*WHAT THE TASK ASKS*: From the dictionary entry for "undecently," reproduce everything from "1716. M. Davies, Athen." down to "and filthily kept.".

*SELECTED TEXT*:
──────────
1. Unbecomingly, unsuitably, improperly; = INDECENTLY adv.
1563. Homilies, II. Sacrament, I. ¶ 2. Lest this comfortable medicine of the soule vndecently receaued, tende to our greater harme.
1577. trans. Bullingers Decades (1592), 637. Hee ought to be free, least the image of God should seeme to bee bond vndecently.
1628. T. Spencer, Logick, 171. We may not thinke, that he hath omitted it for that is to charge him vndecently: and against reason.
1671. Grew, Anat. Plants, iii. App. § 4. The Branches whereof must needs by their own weight, and that of their Fruit, undecently fall.
1716. M. Davies, Athen. Brit., II. 96. He made early Applications to King Henrys Queen Dowager, who complyd with him a little undecently.
2. Unhandsomely, inelegantly.
1587. Presentmt., in Essex Rev., XV. 43. The church is undecently and unsemely and filthily kept.
──────────
*DATA EXTRACTS*:
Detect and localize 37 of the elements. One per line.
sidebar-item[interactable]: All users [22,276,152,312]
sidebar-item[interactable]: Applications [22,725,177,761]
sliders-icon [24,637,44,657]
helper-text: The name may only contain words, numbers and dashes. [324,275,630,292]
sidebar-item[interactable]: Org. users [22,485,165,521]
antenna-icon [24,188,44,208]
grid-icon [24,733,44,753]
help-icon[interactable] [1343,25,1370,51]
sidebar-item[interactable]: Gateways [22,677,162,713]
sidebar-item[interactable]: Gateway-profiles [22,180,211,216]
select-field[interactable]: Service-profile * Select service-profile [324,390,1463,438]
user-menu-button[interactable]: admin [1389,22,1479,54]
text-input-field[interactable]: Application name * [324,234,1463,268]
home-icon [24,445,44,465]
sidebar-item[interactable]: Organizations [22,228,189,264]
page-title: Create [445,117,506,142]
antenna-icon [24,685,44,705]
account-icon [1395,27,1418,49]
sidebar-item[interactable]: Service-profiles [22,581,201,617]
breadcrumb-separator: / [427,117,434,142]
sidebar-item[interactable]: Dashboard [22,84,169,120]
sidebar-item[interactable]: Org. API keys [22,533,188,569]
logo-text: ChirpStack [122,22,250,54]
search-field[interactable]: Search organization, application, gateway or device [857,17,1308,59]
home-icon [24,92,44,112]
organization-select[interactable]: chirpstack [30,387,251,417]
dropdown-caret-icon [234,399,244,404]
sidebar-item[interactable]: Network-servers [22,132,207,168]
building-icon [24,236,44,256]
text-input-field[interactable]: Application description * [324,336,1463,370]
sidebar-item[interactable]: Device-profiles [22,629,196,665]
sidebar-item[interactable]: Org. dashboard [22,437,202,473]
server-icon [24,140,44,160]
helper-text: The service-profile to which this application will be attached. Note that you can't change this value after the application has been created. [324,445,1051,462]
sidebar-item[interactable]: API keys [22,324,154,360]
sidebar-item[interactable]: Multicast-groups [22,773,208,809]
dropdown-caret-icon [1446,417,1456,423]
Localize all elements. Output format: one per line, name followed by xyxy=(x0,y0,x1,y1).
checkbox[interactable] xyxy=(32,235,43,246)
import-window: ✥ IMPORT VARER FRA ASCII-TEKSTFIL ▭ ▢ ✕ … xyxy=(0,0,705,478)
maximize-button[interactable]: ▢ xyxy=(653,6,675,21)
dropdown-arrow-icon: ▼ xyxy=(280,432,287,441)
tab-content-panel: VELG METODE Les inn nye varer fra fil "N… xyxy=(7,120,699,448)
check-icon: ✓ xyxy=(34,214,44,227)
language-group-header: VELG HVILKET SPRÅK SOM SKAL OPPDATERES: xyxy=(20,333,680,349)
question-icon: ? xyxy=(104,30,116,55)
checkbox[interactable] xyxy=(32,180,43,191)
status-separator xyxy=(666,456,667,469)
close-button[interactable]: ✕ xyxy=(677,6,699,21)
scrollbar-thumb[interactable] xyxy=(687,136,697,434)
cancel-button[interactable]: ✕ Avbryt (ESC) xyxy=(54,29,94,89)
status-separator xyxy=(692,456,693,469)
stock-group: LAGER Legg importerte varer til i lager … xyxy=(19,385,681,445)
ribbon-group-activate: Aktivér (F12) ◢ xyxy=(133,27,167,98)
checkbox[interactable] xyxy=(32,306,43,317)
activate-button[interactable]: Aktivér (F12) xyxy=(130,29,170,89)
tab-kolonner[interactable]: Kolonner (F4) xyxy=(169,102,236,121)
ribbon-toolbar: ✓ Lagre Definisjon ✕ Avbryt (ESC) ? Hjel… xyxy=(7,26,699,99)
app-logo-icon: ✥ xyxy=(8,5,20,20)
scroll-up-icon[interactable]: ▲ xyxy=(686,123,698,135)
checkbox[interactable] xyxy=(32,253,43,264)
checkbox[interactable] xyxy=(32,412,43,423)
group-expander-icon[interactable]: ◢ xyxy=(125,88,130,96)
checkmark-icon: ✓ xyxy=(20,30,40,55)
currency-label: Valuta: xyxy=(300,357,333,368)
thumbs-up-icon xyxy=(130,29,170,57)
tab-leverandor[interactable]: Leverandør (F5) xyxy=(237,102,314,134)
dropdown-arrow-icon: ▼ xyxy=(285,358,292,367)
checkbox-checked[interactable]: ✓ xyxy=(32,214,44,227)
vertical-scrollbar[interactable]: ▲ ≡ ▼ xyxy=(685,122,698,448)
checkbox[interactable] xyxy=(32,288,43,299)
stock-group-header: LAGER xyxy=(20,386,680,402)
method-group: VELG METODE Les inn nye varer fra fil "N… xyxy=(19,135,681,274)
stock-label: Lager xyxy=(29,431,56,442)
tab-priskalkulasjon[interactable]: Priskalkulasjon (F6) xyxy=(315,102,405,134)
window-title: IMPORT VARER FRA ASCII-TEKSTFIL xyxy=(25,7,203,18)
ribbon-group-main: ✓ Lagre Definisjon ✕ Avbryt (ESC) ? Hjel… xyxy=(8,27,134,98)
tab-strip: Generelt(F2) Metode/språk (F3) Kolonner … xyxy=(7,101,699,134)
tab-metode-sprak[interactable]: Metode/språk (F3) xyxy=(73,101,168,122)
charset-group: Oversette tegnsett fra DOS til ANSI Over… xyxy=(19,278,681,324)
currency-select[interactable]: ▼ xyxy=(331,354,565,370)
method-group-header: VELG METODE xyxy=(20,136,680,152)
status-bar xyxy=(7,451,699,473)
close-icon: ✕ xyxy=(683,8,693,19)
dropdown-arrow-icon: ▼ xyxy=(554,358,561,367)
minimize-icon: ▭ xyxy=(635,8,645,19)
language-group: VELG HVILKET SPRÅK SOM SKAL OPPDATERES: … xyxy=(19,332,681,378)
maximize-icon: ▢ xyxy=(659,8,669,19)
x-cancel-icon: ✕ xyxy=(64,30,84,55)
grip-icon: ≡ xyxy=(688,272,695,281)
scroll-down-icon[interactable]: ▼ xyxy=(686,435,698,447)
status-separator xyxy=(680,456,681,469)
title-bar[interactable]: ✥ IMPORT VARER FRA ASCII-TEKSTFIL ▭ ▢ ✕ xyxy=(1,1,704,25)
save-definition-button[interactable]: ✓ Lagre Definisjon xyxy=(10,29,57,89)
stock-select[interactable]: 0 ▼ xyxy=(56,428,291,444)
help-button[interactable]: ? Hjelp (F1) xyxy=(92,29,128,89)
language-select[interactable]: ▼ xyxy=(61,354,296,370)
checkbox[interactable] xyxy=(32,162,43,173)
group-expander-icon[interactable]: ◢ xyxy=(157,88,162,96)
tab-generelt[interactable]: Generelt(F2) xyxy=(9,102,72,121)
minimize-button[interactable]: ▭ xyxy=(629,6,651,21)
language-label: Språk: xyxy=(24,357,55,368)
──────────
*THE COMPLETED TASK*:
1716. M. Davies, Athen. Brit., II. 96. He made early Applications to King Henrys Queen Dowager, who complyd with him a little undecently.
2. Unhandsomely, inelegantly.
1587. Presentmt., in Essex Rev., XV. 43. The church is undecently and unsemely and filthily kept.